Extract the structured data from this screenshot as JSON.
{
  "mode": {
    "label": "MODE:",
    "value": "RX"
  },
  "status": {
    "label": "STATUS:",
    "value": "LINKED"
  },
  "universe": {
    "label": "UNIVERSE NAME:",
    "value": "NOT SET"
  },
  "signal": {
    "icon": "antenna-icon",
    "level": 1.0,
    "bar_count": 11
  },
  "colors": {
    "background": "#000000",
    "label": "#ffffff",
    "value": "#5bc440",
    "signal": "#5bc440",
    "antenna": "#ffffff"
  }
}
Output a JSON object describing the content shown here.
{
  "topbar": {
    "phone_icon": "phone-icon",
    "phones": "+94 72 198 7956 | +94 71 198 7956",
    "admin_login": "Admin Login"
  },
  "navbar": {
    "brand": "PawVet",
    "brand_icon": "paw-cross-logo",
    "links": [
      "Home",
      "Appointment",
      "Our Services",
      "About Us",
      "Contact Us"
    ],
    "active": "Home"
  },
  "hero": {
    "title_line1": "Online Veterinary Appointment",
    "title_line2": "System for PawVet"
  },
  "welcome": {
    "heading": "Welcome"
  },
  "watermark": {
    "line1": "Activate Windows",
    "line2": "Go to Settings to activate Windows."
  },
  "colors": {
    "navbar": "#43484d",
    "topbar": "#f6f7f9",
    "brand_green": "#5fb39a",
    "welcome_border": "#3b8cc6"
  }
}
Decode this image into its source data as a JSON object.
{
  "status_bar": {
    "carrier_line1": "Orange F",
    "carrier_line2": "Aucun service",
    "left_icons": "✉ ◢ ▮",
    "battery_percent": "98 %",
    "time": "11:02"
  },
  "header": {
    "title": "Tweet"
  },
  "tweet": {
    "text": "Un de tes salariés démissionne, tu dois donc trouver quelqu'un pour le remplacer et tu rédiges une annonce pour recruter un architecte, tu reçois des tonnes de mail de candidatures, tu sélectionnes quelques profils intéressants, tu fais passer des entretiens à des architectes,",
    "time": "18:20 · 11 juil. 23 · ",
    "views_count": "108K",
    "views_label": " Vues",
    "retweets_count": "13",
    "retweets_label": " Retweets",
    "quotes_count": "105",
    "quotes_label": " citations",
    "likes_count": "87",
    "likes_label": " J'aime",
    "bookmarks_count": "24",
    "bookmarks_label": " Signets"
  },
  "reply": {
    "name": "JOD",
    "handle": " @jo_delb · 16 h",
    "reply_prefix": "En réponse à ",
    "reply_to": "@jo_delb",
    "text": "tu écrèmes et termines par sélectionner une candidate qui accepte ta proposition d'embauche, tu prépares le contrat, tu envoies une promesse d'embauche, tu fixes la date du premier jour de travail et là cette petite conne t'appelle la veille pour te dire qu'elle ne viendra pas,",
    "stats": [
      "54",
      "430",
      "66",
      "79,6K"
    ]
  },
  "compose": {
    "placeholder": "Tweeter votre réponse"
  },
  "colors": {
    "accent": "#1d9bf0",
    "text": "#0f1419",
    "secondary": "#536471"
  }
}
◆ ◆ ◆ ◆ ◆
| Given task |
Looking at the records above, count the lines where the word "réponse" appears. State only the number.

| Answer to the problem |
2